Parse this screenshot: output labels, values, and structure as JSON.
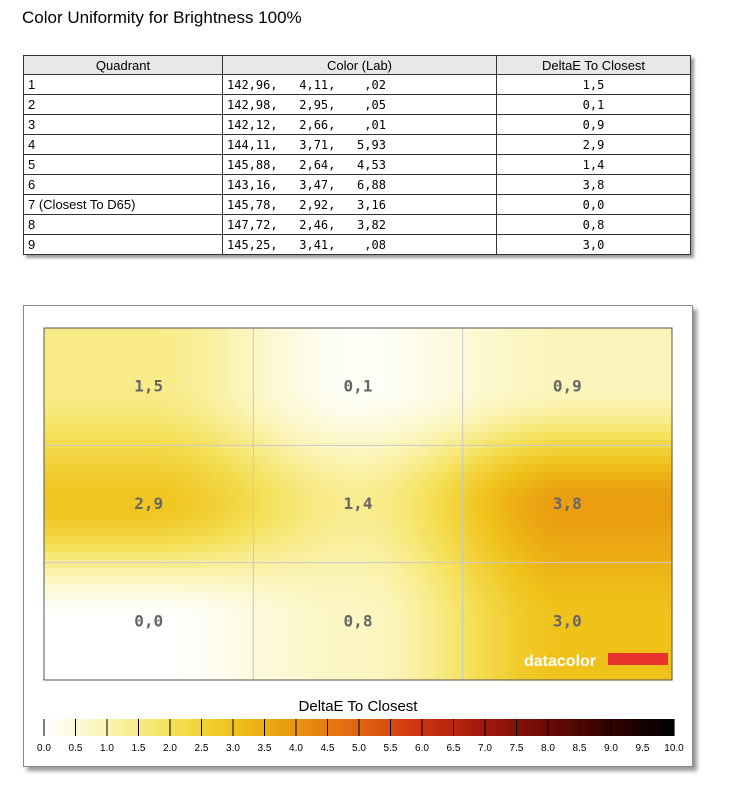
{
  "page": {
    "title": "Color Uniformity for Brightness 100%"
  },
  "table": {
    "headers": [
      "Quadrant",
      "Color (Lab)",
      "DeltaE To Closest"
    ],
    "rows": [
      {
        "quadrant": "1",
        "lab": "142,96,   4,11,    ,02",
        "deltae": "1,5"
      },
      {
        "quadrant": "2",
        "lab": "142,98,   2,95,    ,05",
        "deltae": "0,1"
      },
      {
        "quadrant": "3",
        "lab": "142,12,   2,66,    ,01",
        "deltae": "0,9"
      },
      {
        "quadrant": "4",
        "lab": "144,11,   3,71,   5,93",
        "deltae": "2,9"
      },
      {
        "quadrant": "5",
        "lab": "145,88,   2,64,   4,53",
        "deltae": "1,4"
      },
      {
        "quadrant": "6",
        "lab": "143,16,   3,47,   6,88",
        "deltae": "3,8"
      },
      {
        "quadrant": "7 (Closest To D65)",
        "lab": "145,78,   2,92,   3,16",
        "deltae": "0,0"
      },
      {
        "quadrant": "8",
        "lab": "147,72,   2,46,   3,82",
        "deltae": "0,8"
      },
      {
        "quadrant": "9",
        "lab": "145,25,   3,41,    ,08",
        "deltae": "3,0"
      }
    ]
  },
  "chart_data": {
    "type": "heatmap",
    "grid": [
      [
        1.5,
        0.1,
        0.9
      ],
      [
        2.9,
        1.4,
        3.8
      ],
      [
        0.0,
        0.8,
        3.0
      ]
    ],
    "cell_labels": [
      [
        "1,5",
        "0,1",
        "0,9"
      ],
      [
        "2,9",
        "1,4",
        "3,8"
      ],
      [
        "0,0",
        "0,8",
        "3,0"
      ]
    ],
    "colorbar_title": "DeltaE To Closest",
    "colorbar_ticks": [
      "0.0",
      "0.5",
      "1.0",
      "1.5",
      "2.0",
      "2.5",
      "3.0",
      "3.5",
      "4.0",
      "4.5",
      "5.0",
      "5.5",
      "6.0",
      "6.5",
      "7.0",
      "7.5",
      "8.0",
      "8.5",
      "9.0",
      "9.5",
      "10.0"
    ],
    "range": [
      0,
      10
    ],
    "watermark": "datacolor",
    "colors": {
      "scale": [
        "#ffffff",
        "#fbf4b4",
        "#f5e15a",
        "#efc21a",
        "#e9950e",
        "#e06312",
        "#cc3210",
        "#a0180c",
        "#6a0a06",
        "#300200",
        "#000000"
      ],
      "brand_bar": "#e8322d"
    }
  }
}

· · · ·

_PROBLEM DESCRIPTION:_ Which lines hold the word "Closest"? Show each one.

_COMPLETED EXERCISE:_
      "DeltaE To Closest"
        "quadrant": "7 (Closest To D65)",
    "colorbar_title": "DeltaE To Closest",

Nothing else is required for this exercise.